**Task goal**
Reproduce the following material exactly, including every line.

**Records shown**
= = = = = = =

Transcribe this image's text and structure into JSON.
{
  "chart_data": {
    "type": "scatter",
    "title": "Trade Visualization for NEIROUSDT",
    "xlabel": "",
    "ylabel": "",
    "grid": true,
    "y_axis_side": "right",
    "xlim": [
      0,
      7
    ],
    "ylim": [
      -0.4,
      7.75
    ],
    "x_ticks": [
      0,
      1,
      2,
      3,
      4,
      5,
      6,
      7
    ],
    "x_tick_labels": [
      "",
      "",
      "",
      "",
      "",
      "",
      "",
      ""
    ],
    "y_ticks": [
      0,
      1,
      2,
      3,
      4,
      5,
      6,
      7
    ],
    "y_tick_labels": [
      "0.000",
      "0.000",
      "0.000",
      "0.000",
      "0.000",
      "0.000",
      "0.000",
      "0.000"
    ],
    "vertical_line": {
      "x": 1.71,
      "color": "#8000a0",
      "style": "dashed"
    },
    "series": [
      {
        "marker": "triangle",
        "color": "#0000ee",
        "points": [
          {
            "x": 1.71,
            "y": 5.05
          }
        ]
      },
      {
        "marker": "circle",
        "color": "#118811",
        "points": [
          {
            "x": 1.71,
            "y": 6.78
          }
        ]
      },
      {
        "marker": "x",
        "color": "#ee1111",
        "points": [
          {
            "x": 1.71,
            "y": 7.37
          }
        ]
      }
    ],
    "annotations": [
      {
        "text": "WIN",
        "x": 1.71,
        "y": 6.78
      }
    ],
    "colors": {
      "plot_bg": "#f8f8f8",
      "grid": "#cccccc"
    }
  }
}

= = = = = = =

**Answer for this exercise**
Transcribe this image's text and structure into JSON.
{
  "chart_data": {
    "type": "scatter",
    "title": "Trade Visualization for NEIROUSDT",
    "xlabel": "",
    "ylabel": "",
    "grid": true,
    "y_axis_side": "right",
    "xlim": [
      0,
      7
    ],
    "ylim": [
      -0.4,
      7.75
    ],
    "x_ticks": [
      0,
      1,
      2,
      3,
      4,
      5,
      6,
      7
    ],
    "x_tick_labels": [
      "",
      "",
      "",
      "",
      "",
      "",
      "",
      ""
    ],
    "y_ticks": [
      0,
      1,
      2,
      3,
      4,
      5,
      6,
      7
    ],
    "y_tick_labels": [
      "0.000",
      "0.000",
      "0.000",
      "0.000",
      "0.000",
      "0.000",
      "0.000",
      "0.000"
    ],
    "vertical_line": {
      "x": 1.71,
      "color": "#8000a0",
      "style": "dashed"
    },
    "series": [
      {
        "marker": "triangle",
        "color": "#0000ee",
        "points": [
          {
            "x": 1.71,
            "y": 5.05
          }
        ]
      },
      {
        "marker": "circle",
        "color": "#118811",
        "points": [
          {
            "x": 1.71,
            "y": 6.78
          }
        ]
      },
      {
        "marker": "x",
        "color": "#ee1111",
        "points": [
          {
            "x": 1.71,
            "y": 7.37
          }
        ]
      }
    ],
    "annotations": [
      {
        "text": "WIN",
        "x": 1.71,
        "y": 6.78
      }
    ],
    "colors": {
      "plot_bg": "#f8f8f8",
      "grid": "#cccccc"
    }
  }
}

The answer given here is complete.